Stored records
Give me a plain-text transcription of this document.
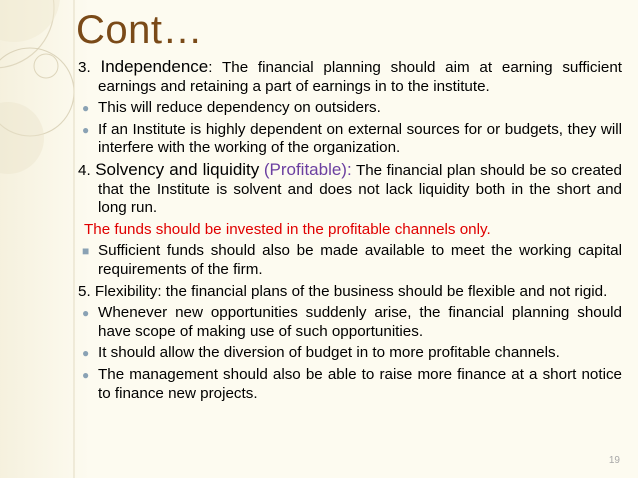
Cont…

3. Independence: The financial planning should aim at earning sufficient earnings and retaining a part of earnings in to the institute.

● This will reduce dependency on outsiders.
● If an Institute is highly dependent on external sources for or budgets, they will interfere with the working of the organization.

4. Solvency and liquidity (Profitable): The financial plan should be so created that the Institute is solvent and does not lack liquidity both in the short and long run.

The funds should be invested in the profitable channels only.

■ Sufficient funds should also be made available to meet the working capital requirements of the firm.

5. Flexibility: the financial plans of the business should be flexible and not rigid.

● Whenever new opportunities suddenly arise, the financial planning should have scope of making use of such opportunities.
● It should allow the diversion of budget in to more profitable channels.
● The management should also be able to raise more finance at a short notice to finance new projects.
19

* * *

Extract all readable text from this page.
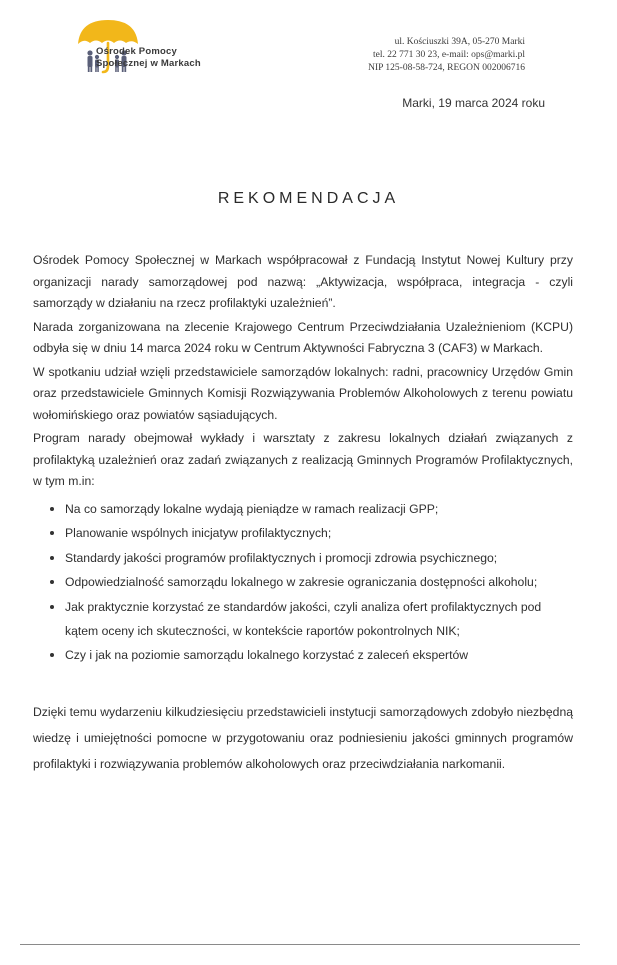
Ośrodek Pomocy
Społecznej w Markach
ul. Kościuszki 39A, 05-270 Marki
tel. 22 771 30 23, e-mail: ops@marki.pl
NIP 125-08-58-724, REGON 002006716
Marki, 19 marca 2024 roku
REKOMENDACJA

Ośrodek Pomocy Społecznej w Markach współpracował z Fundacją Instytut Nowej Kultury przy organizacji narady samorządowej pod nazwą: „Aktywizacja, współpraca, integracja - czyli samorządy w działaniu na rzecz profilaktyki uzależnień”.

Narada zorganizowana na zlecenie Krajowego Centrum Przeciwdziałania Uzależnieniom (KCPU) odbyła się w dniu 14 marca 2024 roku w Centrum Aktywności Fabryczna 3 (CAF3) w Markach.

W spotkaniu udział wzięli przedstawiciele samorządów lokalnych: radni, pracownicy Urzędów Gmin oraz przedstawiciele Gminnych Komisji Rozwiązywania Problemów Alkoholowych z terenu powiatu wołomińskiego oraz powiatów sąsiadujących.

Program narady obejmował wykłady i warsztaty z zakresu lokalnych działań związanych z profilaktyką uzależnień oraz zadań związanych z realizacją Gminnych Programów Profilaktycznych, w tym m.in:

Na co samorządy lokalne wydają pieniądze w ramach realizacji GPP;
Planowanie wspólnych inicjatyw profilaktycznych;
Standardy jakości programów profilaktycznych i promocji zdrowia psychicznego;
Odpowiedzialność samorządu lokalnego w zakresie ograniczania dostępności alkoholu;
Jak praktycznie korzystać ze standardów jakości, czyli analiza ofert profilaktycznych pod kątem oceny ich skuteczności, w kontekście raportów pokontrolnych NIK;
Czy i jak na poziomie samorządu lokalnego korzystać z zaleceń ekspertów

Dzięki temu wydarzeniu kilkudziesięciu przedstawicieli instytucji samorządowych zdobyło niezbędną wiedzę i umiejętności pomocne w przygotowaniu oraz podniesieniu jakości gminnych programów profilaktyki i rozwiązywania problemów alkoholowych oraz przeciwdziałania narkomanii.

■ What to produce ■
How many lines of the records contain the string "oraz"? Respond with the number alone.

■ Result of this task ■
3